(Short problem):
Return every record exactly as written.

(Records shown):
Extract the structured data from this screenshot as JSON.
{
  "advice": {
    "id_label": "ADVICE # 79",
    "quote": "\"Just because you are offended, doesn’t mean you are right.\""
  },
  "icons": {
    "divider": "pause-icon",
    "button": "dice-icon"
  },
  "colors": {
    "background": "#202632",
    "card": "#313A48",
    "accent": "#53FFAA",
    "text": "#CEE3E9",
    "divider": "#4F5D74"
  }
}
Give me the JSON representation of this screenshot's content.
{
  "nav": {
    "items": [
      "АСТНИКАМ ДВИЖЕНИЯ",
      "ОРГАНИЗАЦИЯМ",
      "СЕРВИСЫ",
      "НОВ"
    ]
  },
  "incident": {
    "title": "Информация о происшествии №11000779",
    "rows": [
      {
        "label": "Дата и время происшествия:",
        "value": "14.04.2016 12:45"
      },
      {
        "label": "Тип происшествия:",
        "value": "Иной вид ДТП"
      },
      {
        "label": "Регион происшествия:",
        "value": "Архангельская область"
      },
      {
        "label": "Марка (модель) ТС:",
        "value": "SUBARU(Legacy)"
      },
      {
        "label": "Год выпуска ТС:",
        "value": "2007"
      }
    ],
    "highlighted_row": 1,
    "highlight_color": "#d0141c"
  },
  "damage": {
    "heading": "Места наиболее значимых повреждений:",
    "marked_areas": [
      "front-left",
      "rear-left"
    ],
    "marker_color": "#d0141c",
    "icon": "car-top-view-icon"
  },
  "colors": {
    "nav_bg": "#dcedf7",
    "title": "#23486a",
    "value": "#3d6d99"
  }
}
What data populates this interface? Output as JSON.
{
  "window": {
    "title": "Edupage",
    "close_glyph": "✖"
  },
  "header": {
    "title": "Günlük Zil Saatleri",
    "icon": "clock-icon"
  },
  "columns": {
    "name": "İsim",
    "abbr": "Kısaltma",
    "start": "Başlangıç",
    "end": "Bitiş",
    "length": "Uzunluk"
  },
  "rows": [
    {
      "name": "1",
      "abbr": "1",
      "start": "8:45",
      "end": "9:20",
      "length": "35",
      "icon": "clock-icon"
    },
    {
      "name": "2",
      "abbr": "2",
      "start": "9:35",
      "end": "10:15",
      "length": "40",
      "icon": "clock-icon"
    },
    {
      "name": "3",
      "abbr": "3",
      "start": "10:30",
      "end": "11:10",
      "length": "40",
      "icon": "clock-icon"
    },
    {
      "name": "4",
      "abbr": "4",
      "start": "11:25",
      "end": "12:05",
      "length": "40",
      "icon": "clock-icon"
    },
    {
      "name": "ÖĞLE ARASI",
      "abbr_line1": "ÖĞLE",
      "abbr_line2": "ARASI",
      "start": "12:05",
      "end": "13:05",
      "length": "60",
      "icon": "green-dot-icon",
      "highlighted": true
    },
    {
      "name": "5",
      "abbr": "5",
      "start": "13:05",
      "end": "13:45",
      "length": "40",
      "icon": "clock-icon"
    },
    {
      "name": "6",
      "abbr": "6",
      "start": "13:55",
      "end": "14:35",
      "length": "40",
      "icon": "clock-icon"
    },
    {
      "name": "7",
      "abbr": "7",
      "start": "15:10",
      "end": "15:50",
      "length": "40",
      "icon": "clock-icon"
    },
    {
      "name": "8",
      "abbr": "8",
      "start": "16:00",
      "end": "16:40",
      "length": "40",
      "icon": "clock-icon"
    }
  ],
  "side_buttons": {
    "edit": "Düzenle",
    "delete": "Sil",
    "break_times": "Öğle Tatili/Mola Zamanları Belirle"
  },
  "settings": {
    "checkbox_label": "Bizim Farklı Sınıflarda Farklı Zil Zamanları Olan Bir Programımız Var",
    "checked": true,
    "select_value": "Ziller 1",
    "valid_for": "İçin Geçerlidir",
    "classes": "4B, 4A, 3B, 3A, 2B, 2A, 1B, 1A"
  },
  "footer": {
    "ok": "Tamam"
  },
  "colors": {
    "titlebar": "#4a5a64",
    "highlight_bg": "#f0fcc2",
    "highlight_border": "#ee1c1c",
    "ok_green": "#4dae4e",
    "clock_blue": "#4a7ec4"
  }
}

(Finished answer):
Extract the structured data from this screenshot as JSON.
{
  "advice": {
    "id_label": "ADVICE # 79",
    "quote": "\"Just because you are offended, doesn’t mean you are right.\""
  },
  "icons": {
    "divider": "pause-icon",
    "button": "dice-icon"
  },
  "colors": {
    "background": "#202632",
    "card": "#313A48",
    "accent": "#53FFAA",
    "text": "#CEE3E9",
    "divider": "#4F5D74"
  }
}
Give me the JSON representation of this screenshot's content.
{
  "nav": {
    "items": [
      "АСТНИКАМ ДВИЖЕНИЯ",
      "ОРГАНИЗАЦИЯМ",
      "СЕРВИСЫ",
      "НОВ"
    ]
  },
  "incident": {
    "title": "Информация о происшествии №11000779",
    "rows": [
      {
        "label": "Дата и время происшествия:",
        "value": "14.04.2016 12:45"
      },
      {
        "label": "Тип происшествия:",
        "value": "Иной вид ДТП"
      },
      {
        "label": "Регион происшествия:",
        "value": "Архангельская область"
      },
      {
        "label": "Марка (модель) ТС:",
        "value": "SUBARU(Legacy)"
      },
      {
        "label": "Год выпуска ТС:",
        "value": "2007"
      }
    ],
    "highlighted_row": 1,
    "highlight_color": "#d0141c"
  },
  "damage": {
    "heading": "Места наиболее значимых повреждений:",
    "marked_areas": [
      "front-left",
      "rear-left"
    ],
    "marker_color": "#d0141c",
    "icon": "car-top-view-icon"
  },
  "colors": {
    "nav_bg": "#dcedf7",
    "title": "#23486a",
    "value": "#3d6d99"
  }
}
What data populates this interface? Output as JSON.
{
  "window": {
    "title": "Edupage",
    "close_glyph": "✖"
  },
  "header": {
    "title": "Günlük Zil Saatleri",
    "icon": "clock-icon"
  },
  "columns": {
    "name": "İsim",
    "abbr": "Kısaltma",
    "start": "Başlangıç",
    "end": "Bitiş",
    "length": "Uzunluk"
  },
  "rows": [
    {
      "name": "1",
      "abbr": "1",
      "start": "8:45",
      "end": "9:20",
      "length": "35",
      "icon": "clock-icon"
    },
    {
      "name": "2",
      "abbr": "2",
      "start": "9:35",
      "end": "10:15",
      "length": "40",
      "icon": "clock-icon"
    },
    {
      "name": "3",
      "abbr": "3",
      "start": "10:30",
      "end": "11:10",
      "length": "40",
      "icon": "clock-icon"
    },
    {
      "name": "4",
      "abbr": "4",
      "start": "11:25",
      "end": "12:05",
      "length": "40",
      "icon": "clock-icon"
    },
    {
      "name": "ÖĞLE ARASI",
      "abbr_line1": "ÖĞLE",
      "abbr_line2": "ARASI",
      "start": "12:05",
      "end": "13:05",
      "length": "60",
      "icon": "green-dot-icon",
      "highlighted": true
    },
    {
      "name": "5",
      "abbr": "5",
      "start": "13:05",
      "end": "13:45",
      "length": "40",
      "icon": "clock-icon"
    },
    {
      "name": "6",
      "abbr": "6",
      "start": "13:55",
      "end": "14:35",
      "length": "40",
      "icon": "clock-icon"
    },
    {
      "name": "7",
      "abbr": "7",
      "start": "15:10",
      "end": "15:50",
      "length": "40",
      "icon": "clock-icon"
    },
    {
      "name": "8",
      "abbr": "8",
      "start": "16:00",
      "end": "16:40",
      "length": "40",
      "icon": "clock-icon"
    }
  ],
  "side_buttons": {
    "edit": "Düzenle",
    "delete": "Sil",
    "break_times": "Öğle Tatili/Mola Zamanları Belirle"
  },
  "settings": {
    "checkbox_label": "Bizim Farklı Sınıflarda Farklı Zil Zamanları Olan Bir Programımız Var",
    "checked": true,
    "select_value": "Ziller 1",
    "valid_for": "İçin Geçerlidir",
    "classes": "4B, 4A, 3B, 3A, 2B, 2A, 1B, 1A"
  },
  "footer": {
    "ok": "Tamam"
  },
  "colors": {
    "titlebar": "#4a5a64",
    "highlight_bg": "#f0fcc2",
    "highlight_border": "#ee1c1c",
    "ok_green": "#4dae4e",
    "clock_blue": "#4a7ec4"
  }
}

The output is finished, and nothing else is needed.